**What is expected:** Locate the word "index" in the data below, then copy every line that holds it.

────

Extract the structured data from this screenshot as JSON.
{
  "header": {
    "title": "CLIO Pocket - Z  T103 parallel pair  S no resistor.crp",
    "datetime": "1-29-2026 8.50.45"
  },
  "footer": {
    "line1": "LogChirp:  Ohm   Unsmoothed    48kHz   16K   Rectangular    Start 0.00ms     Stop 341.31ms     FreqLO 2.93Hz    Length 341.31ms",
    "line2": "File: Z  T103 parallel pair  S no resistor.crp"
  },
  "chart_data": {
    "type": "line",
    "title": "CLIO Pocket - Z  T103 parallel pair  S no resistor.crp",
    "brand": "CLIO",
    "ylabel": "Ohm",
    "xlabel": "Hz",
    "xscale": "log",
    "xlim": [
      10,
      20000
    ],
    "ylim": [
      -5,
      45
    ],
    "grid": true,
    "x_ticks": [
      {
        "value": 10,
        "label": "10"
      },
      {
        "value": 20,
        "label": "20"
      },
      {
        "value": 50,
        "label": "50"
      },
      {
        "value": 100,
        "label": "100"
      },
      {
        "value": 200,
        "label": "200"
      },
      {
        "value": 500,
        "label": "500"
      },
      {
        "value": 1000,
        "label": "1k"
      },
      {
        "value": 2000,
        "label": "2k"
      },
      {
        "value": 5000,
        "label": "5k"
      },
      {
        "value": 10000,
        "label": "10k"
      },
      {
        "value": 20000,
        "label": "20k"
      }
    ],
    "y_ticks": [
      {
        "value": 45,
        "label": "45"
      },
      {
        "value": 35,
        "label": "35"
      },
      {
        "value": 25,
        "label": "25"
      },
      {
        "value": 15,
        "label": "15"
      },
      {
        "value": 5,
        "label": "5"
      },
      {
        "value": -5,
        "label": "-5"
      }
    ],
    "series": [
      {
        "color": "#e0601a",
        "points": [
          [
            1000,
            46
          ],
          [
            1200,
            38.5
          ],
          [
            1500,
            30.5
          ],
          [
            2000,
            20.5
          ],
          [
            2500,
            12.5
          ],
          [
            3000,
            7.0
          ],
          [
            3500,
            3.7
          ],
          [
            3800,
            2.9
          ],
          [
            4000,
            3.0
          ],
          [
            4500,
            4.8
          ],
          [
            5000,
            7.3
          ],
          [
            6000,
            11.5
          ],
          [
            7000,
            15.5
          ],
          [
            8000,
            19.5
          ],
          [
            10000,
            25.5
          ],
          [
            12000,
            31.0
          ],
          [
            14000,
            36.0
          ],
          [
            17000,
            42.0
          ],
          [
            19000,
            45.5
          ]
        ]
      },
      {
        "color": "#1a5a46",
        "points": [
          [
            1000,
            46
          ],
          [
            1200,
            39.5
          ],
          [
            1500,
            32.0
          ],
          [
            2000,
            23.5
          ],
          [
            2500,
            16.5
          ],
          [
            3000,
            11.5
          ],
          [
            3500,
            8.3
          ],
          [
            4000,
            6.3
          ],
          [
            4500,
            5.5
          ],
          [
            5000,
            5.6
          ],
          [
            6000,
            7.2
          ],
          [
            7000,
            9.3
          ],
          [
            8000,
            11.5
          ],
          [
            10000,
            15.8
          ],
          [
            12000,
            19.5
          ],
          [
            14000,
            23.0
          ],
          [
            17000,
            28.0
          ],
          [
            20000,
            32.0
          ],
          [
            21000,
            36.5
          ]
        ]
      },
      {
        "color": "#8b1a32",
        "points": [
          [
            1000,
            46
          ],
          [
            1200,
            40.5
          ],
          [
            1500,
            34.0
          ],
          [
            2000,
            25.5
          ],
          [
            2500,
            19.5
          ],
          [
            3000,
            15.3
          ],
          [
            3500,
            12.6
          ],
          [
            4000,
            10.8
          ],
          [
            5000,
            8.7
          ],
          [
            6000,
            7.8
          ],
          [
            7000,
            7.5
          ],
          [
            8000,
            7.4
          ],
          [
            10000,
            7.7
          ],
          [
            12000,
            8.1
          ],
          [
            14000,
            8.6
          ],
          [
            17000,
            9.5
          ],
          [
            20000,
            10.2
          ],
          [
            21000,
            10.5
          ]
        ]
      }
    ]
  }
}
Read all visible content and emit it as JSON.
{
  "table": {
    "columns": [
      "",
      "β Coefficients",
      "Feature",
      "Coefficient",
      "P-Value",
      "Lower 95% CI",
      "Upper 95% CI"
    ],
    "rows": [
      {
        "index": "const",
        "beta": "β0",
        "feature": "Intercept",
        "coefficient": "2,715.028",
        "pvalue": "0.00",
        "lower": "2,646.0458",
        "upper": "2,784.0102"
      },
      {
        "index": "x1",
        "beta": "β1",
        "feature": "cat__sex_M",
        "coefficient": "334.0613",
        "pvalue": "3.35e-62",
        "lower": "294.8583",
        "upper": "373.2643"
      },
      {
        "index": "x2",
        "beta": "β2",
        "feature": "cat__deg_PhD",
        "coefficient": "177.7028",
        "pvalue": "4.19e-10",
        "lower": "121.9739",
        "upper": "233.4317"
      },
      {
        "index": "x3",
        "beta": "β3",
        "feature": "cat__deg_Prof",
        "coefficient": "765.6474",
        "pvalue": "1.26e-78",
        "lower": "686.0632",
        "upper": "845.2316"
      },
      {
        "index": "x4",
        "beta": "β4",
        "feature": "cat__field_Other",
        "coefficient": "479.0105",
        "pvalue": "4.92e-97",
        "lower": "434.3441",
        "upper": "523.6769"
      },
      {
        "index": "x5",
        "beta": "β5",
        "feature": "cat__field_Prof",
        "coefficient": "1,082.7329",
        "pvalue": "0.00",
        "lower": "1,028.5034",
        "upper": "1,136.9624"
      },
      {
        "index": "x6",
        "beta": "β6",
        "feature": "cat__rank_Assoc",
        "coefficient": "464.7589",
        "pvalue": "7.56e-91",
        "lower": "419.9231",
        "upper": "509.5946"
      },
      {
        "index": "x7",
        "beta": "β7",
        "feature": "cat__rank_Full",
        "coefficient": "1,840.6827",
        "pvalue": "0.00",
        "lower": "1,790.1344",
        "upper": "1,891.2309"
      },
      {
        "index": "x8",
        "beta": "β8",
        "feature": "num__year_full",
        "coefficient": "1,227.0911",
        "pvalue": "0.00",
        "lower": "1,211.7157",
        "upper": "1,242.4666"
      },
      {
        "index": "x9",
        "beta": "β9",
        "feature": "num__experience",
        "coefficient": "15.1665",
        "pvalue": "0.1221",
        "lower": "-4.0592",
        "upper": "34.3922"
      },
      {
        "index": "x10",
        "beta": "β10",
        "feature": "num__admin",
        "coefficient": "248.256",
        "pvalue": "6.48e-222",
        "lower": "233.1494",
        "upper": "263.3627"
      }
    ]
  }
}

────

**Solution to this exercise:**
        "index": "const",
        "index": "x1",
        "index": "x2",
        "index": "x3",
        "index": "x4",
        "index": "x5",
        "index": "x6",
        "index": "x7",
        "index": "x8",
        "index": "x9",
        "index": "x10",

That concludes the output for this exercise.